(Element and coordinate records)
********
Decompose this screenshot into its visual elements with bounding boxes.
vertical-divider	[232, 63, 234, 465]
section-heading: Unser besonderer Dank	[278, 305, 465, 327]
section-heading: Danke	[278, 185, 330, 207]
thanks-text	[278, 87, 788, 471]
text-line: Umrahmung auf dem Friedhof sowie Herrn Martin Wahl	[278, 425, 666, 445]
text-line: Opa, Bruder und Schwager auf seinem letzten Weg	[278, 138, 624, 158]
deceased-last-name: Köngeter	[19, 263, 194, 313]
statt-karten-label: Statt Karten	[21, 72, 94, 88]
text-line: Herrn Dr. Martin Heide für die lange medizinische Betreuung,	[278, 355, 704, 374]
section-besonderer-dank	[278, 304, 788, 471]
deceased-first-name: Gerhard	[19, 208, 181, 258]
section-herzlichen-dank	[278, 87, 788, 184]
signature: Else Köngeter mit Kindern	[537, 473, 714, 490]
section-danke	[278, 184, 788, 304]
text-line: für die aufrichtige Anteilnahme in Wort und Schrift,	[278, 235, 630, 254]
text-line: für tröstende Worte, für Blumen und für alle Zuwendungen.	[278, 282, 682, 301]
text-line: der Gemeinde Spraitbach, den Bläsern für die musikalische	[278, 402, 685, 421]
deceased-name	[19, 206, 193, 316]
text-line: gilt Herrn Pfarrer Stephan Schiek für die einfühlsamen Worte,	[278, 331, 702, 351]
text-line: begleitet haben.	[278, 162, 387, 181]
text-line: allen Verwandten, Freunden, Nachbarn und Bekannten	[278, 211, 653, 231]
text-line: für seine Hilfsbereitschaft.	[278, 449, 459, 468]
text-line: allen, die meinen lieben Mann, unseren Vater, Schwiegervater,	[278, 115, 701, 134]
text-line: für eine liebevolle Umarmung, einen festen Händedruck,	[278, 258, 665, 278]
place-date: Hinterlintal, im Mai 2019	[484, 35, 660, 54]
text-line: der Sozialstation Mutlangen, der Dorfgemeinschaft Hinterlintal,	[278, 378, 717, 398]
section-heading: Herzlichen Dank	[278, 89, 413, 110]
********
§ **WHAT IS ASKED**:
Arrange every line of the entries above as a numbered list, leaving out any blank lines.

§ **CORRECT RESPONSE**:
1. Decompose this screenshot into its visual elements with bounding boxes.
2. vertical-divider	[232, 63, 234, 465]
3. section-heading: Unser besonderer Dank	[278, 305, 465, 327]
4. section-heading: Danke	[278, 185, 330, 207]
5. thanks-text	[278, 87, 788, 471]
6. text-line: Umrahmung auf dem Friedhof sowie Herrn Martin Wahl	[278, 425, 666, 445]
7. text-line: Opa, Bruder und Schwager auf seinem letzten Weg	[278, 138, 624, 158]
8. deceased-last-name: Köngeter	[19, 263, 194, 313]
9. statt-karten-label: Statt Karten	[21, 72, 94, 88]
10. text-line: Herrn Dr. Martin Heide für die lange medizinische Betreuung,	[278, 355, 704, 374]
11. section-besonderer-dank	[278, 304, 788, 471]
12. deceased-first-name: Gerhard	[19, 208, 181, 258]
13. section-herzlichen-dank	[278, 87, 788, 184]
14. signature: Else Köngeter mit Kindern	[537, 473, 714, 490]
15. section-danke	[278, 184, 788, 304]
16. text-line: für die aufrichtige Anteilnahme in Wort und Schrift,	[278, 235, 630, 254]
17. text-line: für tröstende Worte, für Blumen und für alle Zuwendungen.	[278, 282, 682, 301]
18. text-line: der Gemeinde Spraitbach, den Bläsern für die musikalische	[278, 402, 685, 421]
19. deceased-name	[19, 206, 193, 316]
20. text-line: gilt Herrn Pfarrer Stephan Schiek für die einfühlsamen Worte,	[278, 331, 702, 351]
21. text-line: begleitet haben.	[278, 162, 387, 181]
22. text-line: allen Verwandten, Freunden, Nachbarn und Bekannten	[278, 211, 653, 231]
23. text-line: für seine Hilfsbereitschaft.	[278, 449, 459, 468]
24. text-line: allen, die meinen lieben Mann, unseren Vater, Schwiegervater,	[278, 115, 701, 134]
25. text-line: für eine liebevolle Umarmung, einen festen Händedruck,	[278, 258, 665, 278]
26. place-date: Hinterlintal, im Mai 2019	[484, 35, 660, 54]
27. text-line: der Sozialstation Mutlangen, der Dorfgemeinschaft Hinterlintal,	[278, 378, 717, 398]
28. section-heading: Herzlichen Dank	[278, 89, 413, 110]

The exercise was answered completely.